**INPUT MATERIAL:**
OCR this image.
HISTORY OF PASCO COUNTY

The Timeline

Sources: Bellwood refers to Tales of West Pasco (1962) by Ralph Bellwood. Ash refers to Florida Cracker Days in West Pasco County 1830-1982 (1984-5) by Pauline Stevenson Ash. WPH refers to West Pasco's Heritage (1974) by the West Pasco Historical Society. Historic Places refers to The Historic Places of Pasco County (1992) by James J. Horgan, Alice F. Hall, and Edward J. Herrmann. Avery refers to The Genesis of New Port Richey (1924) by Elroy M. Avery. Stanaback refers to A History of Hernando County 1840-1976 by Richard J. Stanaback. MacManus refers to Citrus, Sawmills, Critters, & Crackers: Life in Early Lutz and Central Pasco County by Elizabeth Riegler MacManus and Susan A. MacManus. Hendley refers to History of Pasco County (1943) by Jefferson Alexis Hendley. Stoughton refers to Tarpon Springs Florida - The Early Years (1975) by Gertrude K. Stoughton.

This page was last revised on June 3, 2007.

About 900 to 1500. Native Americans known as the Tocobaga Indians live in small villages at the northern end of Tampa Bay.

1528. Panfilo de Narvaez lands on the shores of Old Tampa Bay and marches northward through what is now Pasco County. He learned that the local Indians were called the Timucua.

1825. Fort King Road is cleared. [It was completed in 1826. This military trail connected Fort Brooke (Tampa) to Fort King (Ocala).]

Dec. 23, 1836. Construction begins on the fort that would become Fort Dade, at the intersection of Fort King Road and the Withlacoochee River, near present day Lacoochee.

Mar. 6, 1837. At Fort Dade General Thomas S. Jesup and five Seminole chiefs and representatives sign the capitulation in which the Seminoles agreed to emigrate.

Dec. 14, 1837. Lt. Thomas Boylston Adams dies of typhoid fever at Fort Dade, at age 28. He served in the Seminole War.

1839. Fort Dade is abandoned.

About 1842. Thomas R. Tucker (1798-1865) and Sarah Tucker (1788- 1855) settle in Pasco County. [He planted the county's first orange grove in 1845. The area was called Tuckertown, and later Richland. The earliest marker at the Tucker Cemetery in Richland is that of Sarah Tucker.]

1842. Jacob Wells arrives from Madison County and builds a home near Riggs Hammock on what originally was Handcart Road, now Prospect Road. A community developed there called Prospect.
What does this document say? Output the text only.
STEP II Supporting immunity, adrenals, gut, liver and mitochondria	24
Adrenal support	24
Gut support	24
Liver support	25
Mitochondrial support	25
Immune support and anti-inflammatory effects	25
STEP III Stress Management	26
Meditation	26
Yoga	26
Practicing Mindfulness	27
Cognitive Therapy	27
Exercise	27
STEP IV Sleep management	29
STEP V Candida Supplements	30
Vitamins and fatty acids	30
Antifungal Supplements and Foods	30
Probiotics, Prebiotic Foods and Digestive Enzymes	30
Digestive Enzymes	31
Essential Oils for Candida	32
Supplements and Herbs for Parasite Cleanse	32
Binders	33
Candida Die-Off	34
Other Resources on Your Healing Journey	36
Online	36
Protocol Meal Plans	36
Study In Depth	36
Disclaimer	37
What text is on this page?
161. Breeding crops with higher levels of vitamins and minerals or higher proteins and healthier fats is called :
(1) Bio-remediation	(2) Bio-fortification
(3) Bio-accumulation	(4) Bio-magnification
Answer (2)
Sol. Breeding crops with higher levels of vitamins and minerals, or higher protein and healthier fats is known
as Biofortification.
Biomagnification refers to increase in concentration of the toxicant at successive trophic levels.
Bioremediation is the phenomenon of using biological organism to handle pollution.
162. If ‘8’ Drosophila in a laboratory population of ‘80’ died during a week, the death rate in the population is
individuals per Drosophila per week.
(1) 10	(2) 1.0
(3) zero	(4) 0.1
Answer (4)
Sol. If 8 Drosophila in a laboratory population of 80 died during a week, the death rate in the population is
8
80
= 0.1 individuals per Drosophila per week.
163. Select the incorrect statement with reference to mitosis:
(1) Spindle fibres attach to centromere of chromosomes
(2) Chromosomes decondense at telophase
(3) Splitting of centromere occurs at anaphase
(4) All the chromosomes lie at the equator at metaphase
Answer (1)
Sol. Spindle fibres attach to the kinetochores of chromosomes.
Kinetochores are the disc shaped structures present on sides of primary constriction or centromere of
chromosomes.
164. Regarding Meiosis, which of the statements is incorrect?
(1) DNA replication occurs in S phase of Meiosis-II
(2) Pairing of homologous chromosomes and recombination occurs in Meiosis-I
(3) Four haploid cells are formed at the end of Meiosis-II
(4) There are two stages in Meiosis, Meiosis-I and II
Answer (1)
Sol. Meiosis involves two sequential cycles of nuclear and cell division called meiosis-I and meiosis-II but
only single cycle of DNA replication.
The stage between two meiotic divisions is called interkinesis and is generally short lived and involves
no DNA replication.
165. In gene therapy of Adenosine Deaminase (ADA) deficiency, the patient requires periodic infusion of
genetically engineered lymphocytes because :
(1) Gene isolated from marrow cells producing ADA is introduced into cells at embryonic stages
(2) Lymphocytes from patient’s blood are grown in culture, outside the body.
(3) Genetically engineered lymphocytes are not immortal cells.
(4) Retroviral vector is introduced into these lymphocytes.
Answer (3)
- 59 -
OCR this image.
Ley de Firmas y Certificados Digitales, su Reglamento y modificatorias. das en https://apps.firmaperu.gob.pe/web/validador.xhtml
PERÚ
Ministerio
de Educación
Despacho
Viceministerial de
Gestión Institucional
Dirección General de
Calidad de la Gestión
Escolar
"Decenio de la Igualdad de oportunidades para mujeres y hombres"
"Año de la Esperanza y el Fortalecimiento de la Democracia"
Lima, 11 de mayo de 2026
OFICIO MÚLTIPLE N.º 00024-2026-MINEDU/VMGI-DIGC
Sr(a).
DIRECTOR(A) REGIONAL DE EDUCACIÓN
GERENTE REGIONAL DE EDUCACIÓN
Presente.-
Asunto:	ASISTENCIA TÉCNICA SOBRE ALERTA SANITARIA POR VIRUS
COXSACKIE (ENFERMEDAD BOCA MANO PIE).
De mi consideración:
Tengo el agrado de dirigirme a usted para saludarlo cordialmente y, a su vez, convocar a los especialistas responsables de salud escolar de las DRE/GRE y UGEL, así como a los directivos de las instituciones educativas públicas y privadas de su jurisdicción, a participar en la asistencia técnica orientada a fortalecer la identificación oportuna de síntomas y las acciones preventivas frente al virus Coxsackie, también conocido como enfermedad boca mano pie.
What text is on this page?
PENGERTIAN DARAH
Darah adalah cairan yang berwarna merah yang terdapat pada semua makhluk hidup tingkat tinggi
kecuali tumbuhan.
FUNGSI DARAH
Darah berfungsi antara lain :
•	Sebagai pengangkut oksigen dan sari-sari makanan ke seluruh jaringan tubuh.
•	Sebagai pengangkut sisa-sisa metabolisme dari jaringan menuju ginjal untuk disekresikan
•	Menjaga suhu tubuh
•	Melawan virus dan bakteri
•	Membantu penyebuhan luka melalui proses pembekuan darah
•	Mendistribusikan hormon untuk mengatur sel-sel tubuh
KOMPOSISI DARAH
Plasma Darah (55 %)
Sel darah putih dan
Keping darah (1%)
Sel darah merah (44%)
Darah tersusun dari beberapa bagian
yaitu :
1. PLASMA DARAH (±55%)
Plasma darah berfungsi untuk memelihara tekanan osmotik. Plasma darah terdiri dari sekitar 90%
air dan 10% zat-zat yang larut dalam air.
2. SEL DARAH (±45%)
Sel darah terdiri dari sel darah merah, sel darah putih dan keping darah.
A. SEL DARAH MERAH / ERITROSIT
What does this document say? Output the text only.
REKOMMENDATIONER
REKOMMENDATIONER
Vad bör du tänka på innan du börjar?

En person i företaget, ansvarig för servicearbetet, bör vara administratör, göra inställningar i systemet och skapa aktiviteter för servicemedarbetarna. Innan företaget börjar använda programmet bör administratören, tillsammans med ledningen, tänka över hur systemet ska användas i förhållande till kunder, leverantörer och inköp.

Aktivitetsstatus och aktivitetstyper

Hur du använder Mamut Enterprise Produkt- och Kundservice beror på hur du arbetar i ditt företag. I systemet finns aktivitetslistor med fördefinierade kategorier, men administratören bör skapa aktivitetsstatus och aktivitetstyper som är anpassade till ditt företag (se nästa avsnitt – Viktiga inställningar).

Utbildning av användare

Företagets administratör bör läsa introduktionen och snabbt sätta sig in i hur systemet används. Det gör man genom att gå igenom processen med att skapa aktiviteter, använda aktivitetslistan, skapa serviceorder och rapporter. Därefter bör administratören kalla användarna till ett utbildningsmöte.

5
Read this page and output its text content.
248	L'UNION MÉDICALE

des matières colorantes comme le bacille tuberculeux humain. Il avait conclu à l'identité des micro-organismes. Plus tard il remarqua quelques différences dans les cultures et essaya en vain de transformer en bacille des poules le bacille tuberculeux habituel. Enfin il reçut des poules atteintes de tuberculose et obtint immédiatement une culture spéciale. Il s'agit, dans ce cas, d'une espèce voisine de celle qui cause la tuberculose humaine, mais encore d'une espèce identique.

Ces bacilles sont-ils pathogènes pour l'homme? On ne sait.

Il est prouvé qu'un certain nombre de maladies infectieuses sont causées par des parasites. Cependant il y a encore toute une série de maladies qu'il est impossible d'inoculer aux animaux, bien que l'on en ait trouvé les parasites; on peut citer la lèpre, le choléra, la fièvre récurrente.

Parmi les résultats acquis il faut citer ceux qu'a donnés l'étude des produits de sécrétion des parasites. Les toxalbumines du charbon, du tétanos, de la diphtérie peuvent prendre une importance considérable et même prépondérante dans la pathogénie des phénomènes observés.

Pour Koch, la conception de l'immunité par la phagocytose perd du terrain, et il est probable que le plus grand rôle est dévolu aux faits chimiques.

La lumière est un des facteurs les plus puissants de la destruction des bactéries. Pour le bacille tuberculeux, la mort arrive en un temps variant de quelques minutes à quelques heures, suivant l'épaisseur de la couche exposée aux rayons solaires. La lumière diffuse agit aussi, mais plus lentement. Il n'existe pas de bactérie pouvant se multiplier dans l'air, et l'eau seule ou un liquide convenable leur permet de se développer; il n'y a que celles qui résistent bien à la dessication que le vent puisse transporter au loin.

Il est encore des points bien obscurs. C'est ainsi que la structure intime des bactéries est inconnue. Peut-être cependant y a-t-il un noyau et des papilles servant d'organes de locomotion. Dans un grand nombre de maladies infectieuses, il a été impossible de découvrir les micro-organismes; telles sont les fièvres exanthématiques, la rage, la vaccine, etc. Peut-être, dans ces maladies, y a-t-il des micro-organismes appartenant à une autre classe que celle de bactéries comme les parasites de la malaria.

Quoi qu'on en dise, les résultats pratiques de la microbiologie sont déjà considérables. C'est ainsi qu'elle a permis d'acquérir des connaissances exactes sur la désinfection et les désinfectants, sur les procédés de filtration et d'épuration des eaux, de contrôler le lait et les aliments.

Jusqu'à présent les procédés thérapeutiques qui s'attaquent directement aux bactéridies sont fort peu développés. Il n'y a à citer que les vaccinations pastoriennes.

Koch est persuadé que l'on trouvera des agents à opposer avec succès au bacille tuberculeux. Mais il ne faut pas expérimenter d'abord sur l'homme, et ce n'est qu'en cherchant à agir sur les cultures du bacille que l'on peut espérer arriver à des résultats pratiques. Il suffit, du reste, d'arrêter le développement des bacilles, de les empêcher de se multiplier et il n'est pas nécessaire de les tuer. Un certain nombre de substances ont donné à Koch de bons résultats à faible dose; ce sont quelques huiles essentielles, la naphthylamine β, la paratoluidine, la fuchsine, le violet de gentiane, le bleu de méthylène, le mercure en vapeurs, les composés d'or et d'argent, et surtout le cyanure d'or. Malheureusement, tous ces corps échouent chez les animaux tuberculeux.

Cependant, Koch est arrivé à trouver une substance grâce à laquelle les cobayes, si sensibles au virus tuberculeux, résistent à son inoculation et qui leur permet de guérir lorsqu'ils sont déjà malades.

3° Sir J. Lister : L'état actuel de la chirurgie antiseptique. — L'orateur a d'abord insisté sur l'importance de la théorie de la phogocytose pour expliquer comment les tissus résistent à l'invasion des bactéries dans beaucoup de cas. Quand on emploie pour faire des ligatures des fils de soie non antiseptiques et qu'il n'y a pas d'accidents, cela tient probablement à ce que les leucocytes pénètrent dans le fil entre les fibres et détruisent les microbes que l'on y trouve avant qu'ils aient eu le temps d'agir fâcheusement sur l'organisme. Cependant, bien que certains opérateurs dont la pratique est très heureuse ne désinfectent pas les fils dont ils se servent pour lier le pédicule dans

**TASK:**
In these entries, some lines may contain the string "refers". Give the number of such lines and nothing more.

**WRITTEN SOLUTION:**
2